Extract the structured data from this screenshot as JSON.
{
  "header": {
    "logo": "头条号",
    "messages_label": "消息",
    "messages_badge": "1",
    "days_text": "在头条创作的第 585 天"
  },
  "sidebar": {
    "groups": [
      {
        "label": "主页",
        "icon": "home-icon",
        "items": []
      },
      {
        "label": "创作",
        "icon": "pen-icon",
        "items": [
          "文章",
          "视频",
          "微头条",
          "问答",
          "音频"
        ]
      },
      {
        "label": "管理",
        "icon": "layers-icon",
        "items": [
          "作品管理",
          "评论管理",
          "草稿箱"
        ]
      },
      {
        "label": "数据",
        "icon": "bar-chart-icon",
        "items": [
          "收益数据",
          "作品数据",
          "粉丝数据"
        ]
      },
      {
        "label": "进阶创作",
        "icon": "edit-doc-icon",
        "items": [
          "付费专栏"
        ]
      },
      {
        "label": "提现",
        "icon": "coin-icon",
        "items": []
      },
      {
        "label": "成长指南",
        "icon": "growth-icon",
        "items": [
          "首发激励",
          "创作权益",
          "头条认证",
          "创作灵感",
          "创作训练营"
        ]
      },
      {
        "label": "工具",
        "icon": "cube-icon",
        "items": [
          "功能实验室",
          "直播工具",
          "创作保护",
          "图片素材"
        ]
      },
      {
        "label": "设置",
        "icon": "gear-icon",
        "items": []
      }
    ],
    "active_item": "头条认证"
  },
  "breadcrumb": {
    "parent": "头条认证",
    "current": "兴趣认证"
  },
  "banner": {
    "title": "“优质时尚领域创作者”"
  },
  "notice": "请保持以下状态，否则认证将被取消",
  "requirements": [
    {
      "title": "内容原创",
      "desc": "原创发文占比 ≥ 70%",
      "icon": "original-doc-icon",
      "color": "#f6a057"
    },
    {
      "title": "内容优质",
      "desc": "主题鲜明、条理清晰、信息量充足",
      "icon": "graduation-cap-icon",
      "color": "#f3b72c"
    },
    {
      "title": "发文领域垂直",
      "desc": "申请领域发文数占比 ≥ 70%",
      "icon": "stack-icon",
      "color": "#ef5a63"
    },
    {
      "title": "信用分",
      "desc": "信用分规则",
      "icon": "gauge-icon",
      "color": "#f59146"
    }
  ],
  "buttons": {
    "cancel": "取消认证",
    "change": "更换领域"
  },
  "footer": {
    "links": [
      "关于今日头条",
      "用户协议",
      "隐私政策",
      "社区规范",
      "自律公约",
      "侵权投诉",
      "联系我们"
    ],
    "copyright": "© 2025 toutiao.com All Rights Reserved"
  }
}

■ ■ ■

**Your objective**
Review the preceding data and report every line that includes the string "title".

**Completed task**
    "title": "“优质时尚领域创作者”"
      "title": "内容原创",
      "title": "内容优质",
      "title": "发文领域垂直",
      "title": "信用分",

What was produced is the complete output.